— Begin GIVEN DATA —
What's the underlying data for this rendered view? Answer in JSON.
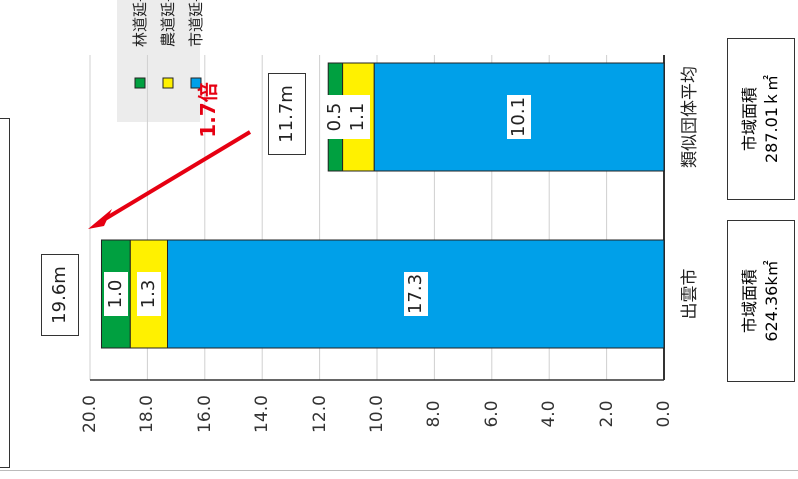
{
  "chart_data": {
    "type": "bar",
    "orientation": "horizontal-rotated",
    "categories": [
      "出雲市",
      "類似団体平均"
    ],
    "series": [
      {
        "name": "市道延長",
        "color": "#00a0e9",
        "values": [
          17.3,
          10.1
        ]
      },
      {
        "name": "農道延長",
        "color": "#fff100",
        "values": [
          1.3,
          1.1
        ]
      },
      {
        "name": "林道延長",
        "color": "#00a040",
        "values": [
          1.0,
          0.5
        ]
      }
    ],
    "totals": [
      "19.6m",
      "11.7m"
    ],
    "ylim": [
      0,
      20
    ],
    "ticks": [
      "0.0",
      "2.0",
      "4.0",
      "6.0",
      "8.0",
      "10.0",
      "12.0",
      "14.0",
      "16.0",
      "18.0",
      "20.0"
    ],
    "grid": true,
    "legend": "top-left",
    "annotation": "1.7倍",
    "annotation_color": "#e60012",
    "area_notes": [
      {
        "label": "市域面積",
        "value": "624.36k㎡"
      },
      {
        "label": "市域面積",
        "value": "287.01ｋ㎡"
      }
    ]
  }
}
— End GIVEN DATA —
— Begin GIVEN DATA —
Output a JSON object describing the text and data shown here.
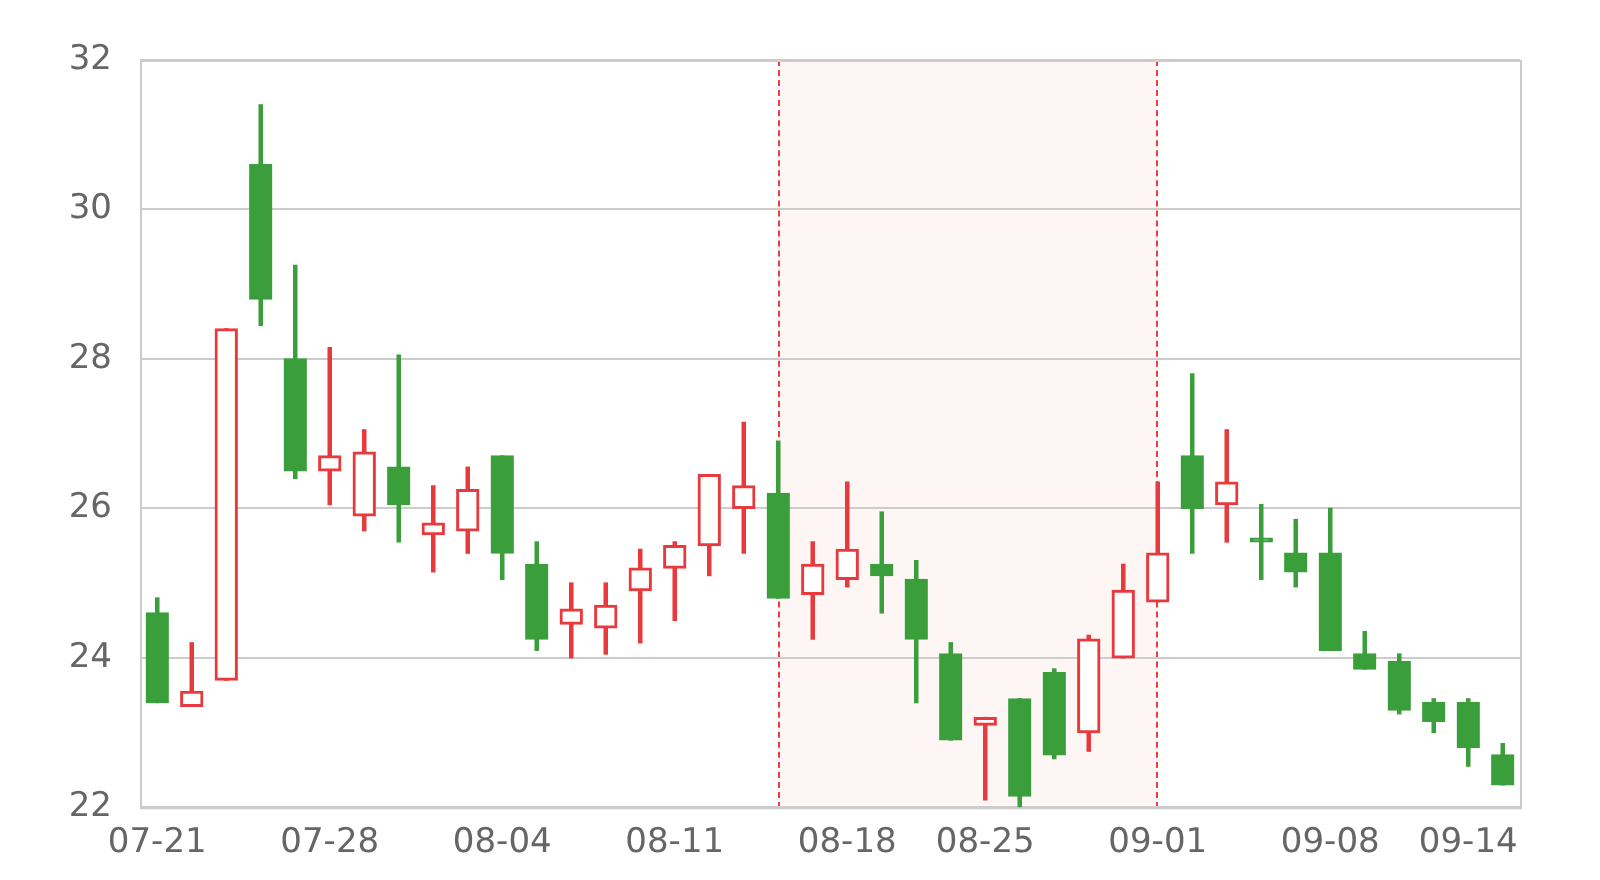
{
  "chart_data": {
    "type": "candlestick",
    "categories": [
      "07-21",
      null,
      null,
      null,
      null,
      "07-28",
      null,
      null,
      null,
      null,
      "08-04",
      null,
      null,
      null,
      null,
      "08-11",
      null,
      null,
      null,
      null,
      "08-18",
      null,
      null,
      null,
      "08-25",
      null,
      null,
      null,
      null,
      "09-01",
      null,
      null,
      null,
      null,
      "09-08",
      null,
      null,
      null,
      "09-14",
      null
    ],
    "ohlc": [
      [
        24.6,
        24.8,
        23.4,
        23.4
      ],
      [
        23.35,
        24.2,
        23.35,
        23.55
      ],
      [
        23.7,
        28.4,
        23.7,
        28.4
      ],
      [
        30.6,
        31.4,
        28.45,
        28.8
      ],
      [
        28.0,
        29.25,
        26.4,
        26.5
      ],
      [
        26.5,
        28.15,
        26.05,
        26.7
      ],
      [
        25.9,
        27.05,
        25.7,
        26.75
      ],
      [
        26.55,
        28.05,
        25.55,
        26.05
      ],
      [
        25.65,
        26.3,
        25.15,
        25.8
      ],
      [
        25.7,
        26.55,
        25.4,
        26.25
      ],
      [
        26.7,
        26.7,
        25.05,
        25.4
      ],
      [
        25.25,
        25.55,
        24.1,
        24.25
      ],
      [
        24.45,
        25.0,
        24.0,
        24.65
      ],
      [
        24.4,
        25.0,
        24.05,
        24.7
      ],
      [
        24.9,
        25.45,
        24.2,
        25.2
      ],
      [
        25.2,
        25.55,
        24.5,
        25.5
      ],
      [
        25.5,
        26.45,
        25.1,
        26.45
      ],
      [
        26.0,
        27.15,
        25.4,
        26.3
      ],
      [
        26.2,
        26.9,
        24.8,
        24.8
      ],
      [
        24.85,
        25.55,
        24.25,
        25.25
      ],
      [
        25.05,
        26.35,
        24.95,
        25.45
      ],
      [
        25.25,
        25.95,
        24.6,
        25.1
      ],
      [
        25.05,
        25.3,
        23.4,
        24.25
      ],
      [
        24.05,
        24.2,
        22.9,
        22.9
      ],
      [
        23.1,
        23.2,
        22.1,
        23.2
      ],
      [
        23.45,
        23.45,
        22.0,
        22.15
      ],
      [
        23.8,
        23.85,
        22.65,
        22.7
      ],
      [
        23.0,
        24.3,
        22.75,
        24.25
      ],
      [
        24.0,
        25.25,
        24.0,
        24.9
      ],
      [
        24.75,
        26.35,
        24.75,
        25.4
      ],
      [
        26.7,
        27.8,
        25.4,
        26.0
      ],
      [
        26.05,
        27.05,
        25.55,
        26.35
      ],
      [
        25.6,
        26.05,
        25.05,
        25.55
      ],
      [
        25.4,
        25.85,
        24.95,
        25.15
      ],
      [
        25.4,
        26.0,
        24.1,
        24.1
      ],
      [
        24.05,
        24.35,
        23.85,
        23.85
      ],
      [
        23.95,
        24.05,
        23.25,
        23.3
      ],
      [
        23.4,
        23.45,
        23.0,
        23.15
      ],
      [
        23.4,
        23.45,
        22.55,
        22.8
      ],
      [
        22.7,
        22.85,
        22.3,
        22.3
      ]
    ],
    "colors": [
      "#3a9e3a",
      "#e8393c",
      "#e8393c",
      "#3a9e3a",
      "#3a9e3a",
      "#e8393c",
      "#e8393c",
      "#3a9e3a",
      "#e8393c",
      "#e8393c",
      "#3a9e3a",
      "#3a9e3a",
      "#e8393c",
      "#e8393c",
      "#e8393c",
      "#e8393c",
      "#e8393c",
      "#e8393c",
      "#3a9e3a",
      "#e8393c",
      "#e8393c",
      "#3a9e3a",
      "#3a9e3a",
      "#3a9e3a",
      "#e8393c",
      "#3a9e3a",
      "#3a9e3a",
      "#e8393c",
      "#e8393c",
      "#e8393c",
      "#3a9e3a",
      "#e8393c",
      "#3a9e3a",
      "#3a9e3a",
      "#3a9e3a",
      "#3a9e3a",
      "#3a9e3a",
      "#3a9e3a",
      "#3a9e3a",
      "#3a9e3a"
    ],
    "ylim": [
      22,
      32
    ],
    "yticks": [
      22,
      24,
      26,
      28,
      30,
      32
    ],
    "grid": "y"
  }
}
— End GIVEN DATA —
— Begin GIVEN DATA —
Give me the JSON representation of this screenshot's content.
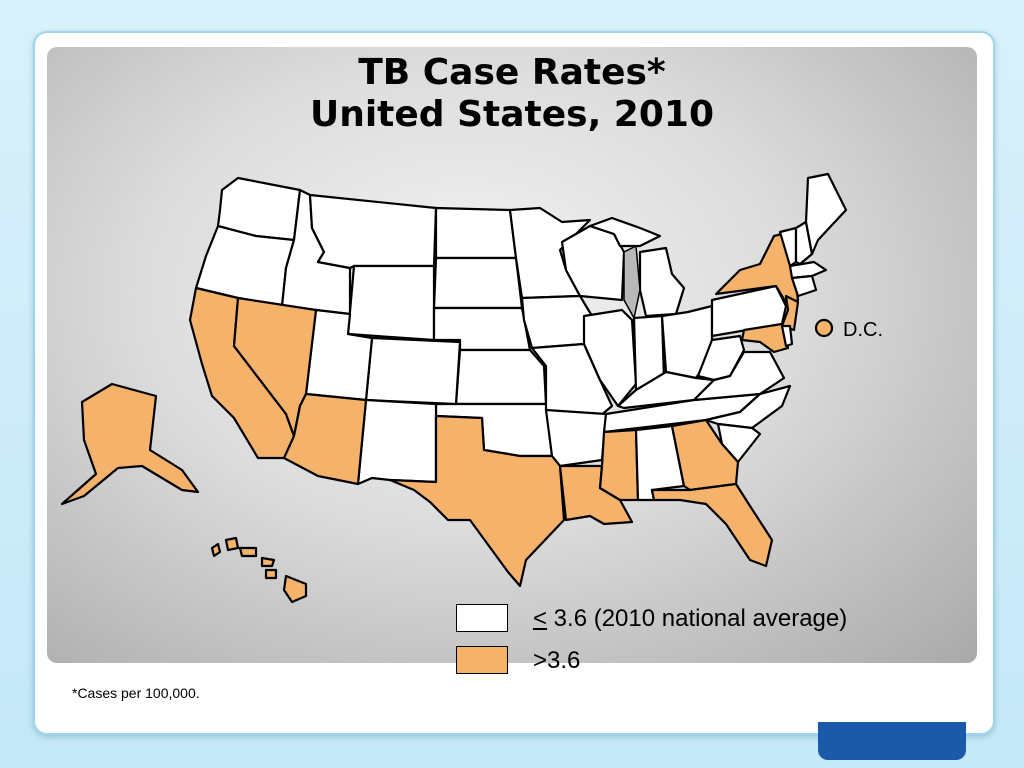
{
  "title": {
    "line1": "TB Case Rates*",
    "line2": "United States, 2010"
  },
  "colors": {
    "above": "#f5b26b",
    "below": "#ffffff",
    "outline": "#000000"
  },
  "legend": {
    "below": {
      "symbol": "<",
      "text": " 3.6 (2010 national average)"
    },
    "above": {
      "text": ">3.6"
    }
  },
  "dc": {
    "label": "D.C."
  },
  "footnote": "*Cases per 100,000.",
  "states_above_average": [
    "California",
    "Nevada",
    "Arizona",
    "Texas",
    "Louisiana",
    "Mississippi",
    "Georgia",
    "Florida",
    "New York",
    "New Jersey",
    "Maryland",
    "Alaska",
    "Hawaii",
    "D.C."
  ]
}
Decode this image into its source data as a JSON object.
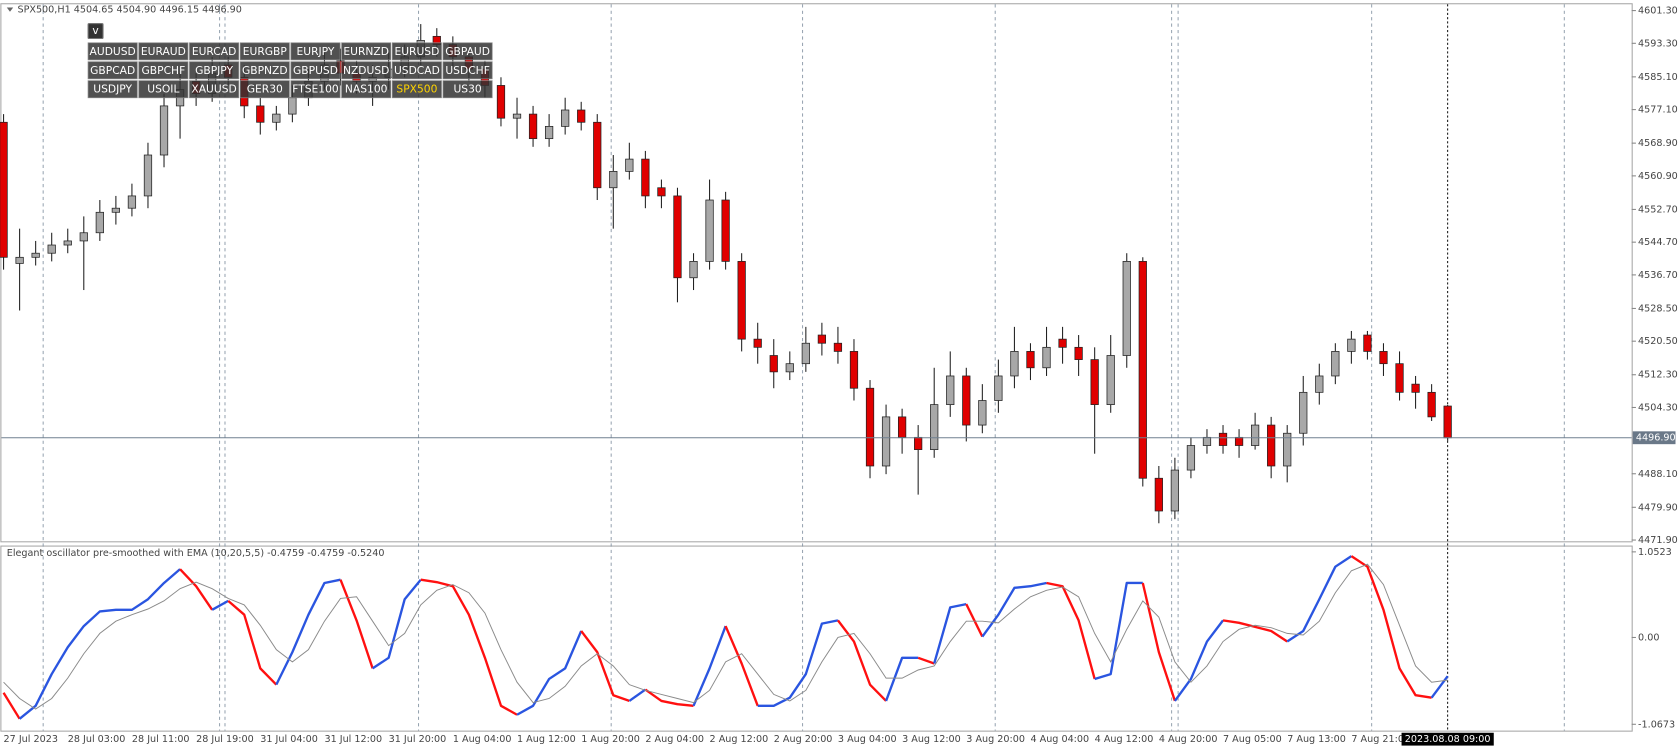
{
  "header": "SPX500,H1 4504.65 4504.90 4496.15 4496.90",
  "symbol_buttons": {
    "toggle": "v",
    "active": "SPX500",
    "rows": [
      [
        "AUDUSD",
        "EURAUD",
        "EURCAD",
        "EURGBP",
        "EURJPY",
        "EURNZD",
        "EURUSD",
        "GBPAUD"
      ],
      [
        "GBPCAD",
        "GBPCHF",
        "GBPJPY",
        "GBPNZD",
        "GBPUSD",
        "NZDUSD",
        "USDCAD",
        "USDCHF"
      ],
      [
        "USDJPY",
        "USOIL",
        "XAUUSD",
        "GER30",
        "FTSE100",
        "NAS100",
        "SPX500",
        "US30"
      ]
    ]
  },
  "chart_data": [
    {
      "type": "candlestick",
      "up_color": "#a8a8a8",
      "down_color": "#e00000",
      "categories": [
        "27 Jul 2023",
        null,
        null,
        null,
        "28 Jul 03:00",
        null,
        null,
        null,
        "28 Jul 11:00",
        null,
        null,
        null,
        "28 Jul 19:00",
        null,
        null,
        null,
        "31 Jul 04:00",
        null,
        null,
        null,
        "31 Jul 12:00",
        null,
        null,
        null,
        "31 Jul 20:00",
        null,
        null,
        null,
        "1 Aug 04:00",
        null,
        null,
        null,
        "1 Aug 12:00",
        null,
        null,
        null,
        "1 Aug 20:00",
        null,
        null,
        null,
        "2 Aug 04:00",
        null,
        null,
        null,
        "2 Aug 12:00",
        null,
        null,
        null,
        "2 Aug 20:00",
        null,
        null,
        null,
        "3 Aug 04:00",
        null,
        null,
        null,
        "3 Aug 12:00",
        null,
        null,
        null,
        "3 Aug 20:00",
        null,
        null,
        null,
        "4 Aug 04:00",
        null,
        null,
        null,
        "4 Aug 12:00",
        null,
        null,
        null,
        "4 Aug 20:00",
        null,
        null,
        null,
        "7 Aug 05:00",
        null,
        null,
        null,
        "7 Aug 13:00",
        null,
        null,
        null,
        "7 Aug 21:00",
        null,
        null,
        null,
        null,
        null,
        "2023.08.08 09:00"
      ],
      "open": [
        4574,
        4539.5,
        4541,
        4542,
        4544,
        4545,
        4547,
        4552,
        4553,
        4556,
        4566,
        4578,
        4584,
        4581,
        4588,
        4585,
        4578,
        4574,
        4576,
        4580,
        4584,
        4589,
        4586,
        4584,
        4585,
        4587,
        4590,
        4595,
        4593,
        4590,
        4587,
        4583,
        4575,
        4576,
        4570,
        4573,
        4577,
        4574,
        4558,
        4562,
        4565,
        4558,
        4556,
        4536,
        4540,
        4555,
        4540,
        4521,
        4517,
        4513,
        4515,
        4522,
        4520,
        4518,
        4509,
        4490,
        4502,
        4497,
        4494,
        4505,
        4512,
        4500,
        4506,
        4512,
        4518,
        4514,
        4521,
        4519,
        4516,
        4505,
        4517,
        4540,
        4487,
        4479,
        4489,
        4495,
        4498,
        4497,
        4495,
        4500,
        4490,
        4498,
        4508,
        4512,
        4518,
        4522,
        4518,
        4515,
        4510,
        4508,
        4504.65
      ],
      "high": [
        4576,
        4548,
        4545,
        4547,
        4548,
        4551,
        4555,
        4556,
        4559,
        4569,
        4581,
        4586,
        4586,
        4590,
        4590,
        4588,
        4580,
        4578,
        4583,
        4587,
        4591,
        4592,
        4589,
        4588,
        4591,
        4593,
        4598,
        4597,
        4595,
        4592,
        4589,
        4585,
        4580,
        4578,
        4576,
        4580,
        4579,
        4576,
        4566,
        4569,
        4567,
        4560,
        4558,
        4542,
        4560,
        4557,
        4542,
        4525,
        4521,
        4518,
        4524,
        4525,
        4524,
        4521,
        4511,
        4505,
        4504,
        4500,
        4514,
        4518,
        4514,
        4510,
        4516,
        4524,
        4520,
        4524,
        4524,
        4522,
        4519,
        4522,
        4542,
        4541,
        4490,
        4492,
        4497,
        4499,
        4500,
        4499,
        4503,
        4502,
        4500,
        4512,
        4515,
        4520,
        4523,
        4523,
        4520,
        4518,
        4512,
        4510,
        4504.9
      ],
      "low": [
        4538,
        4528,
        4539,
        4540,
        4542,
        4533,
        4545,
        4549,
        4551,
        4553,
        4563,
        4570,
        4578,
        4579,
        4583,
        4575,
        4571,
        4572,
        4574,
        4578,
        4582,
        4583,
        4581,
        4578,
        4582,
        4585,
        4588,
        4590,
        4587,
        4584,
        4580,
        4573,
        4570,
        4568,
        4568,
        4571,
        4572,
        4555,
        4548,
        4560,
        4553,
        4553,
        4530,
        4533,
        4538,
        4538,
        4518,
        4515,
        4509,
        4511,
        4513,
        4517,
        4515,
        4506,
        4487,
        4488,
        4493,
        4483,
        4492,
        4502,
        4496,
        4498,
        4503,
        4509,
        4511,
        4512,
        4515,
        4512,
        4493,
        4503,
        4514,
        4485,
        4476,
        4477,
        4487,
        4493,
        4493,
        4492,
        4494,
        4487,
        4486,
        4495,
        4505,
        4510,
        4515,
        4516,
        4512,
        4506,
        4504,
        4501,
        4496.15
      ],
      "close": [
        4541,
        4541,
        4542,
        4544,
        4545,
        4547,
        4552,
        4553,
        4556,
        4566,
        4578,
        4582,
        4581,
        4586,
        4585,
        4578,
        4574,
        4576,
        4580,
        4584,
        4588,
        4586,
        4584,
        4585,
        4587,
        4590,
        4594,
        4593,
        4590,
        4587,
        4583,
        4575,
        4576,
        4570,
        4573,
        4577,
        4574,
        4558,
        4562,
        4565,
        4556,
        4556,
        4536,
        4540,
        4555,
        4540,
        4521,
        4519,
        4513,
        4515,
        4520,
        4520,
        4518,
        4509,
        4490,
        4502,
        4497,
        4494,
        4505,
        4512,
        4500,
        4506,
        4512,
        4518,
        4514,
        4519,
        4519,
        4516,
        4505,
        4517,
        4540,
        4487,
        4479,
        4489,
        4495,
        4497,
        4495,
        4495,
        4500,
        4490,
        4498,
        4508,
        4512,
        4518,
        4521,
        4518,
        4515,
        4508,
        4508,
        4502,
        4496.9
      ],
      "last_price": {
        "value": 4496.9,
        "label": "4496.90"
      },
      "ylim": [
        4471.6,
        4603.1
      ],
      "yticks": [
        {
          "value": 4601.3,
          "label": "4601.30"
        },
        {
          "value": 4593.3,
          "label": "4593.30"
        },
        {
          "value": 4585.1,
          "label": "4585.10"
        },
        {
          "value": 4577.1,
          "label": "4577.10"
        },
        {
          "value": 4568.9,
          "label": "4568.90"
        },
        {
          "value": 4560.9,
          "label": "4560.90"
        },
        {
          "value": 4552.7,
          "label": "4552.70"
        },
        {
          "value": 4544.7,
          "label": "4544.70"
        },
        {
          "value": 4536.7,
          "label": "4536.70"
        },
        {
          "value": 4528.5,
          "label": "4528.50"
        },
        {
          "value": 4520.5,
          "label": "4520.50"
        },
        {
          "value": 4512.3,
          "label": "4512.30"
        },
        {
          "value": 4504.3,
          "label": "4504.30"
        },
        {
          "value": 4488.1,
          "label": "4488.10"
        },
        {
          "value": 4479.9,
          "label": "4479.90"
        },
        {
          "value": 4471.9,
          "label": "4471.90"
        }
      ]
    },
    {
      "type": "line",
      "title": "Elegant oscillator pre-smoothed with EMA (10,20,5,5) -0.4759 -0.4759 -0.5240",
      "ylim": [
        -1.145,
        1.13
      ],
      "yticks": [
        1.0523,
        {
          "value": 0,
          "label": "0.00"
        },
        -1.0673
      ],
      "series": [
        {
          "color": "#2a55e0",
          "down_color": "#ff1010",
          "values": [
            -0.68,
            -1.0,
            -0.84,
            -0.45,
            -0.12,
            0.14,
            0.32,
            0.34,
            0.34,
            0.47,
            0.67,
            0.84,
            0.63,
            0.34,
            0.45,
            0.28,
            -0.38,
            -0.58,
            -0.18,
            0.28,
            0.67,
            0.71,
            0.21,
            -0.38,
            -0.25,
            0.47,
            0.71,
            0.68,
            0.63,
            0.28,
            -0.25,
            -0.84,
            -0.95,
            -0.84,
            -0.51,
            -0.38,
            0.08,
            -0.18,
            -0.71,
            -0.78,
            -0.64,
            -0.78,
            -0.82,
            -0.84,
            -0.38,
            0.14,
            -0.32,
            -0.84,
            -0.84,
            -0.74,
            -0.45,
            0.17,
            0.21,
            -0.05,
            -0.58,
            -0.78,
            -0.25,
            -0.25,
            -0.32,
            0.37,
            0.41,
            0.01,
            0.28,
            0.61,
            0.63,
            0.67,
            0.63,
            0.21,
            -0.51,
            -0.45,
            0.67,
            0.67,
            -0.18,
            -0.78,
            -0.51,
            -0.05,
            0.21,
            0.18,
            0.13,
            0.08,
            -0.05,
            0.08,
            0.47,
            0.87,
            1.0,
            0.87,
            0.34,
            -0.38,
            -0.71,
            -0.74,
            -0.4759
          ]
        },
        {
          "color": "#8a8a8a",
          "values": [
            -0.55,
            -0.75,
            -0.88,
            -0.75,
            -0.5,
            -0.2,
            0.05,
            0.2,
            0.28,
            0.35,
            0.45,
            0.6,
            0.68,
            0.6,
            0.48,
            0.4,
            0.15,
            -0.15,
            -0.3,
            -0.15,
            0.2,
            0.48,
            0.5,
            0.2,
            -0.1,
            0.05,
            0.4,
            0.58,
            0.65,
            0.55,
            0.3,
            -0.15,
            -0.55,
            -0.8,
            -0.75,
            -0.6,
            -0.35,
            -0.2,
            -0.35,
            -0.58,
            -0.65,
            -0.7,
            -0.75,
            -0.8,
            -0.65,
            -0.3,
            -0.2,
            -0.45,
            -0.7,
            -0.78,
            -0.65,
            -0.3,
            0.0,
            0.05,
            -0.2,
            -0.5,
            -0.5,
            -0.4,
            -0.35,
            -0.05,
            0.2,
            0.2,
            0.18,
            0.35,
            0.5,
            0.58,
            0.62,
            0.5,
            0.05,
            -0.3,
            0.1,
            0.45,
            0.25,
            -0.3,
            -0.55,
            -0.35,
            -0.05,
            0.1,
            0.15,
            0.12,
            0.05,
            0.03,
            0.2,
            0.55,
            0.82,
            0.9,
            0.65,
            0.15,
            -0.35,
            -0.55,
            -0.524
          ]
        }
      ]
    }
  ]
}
— End GIVEN DATA —
__GOAL__
Look through the data above. Find each line with the string "text" and copy it.

__COMPLETE ANSWER__
Output a JSON object describing the text and data shown here.
      "text": " 3.6 (2010 national average)"
      "text": ">3.6"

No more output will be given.